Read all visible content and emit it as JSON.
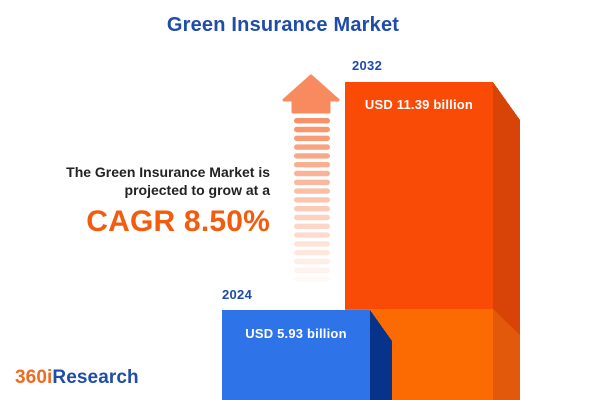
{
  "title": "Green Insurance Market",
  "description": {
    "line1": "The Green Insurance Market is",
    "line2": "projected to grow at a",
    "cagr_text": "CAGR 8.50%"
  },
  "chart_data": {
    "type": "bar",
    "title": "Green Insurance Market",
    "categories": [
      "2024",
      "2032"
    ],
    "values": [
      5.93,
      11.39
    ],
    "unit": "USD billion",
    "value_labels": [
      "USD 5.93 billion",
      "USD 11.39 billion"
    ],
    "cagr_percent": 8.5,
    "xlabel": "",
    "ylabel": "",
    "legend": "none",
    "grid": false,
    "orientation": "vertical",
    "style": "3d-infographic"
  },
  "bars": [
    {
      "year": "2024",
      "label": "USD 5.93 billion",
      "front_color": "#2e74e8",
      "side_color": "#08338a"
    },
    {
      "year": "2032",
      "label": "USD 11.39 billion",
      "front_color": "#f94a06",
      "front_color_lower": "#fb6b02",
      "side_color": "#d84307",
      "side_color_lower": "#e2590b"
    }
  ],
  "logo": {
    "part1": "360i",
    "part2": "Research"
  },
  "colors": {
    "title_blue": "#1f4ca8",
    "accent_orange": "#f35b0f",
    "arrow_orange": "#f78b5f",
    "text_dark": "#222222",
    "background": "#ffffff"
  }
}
----
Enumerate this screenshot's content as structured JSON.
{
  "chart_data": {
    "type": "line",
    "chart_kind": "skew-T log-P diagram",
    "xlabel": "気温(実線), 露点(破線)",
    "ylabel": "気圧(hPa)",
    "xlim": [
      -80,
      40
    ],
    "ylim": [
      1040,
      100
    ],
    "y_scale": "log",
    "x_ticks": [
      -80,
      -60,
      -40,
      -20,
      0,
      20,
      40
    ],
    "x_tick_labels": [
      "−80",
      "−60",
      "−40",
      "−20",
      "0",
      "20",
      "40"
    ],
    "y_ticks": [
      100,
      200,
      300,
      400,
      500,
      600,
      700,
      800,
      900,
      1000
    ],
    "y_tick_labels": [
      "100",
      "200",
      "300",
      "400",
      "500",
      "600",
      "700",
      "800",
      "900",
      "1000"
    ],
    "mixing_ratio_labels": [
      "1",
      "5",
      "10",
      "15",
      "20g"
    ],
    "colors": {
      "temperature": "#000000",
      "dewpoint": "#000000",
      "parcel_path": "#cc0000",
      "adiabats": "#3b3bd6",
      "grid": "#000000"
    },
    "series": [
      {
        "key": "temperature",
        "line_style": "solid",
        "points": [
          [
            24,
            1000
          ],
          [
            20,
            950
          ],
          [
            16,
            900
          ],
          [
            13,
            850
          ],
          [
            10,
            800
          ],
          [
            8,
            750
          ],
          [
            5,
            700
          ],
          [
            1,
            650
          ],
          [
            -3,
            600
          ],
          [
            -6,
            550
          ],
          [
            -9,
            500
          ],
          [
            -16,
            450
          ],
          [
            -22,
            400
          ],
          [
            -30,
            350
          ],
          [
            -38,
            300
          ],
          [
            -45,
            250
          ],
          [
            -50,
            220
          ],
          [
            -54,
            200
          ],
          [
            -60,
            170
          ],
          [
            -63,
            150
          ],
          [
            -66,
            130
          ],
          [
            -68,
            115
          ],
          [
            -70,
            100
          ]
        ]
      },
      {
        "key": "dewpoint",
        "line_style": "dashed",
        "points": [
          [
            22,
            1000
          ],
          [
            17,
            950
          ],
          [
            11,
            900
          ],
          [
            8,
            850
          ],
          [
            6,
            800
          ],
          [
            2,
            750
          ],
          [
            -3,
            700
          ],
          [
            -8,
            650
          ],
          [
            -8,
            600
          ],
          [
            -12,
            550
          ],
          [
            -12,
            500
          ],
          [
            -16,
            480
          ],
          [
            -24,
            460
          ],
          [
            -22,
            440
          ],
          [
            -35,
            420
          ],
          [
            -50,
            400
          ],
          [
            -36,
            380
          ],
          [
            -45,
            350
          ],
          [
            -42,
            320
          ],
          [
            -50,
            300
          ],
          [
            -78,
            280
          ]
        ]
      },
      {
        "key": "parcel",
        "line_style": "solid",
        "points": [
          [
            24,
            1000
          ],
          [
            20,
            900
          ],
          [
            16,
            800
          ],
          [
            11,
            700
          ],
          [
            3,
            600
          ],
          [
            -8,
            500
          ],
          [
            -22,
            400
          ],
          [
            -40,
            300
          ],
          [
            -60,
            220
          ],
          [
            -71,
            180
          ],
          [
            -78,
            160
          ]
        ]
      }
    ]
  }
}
----
Identify every line holding the word "Insurance" and copy it out.

  "title": "Green Insurance Market",
    "line1": "The Green Insurance Market is",
    "title": "Green Insurance Market",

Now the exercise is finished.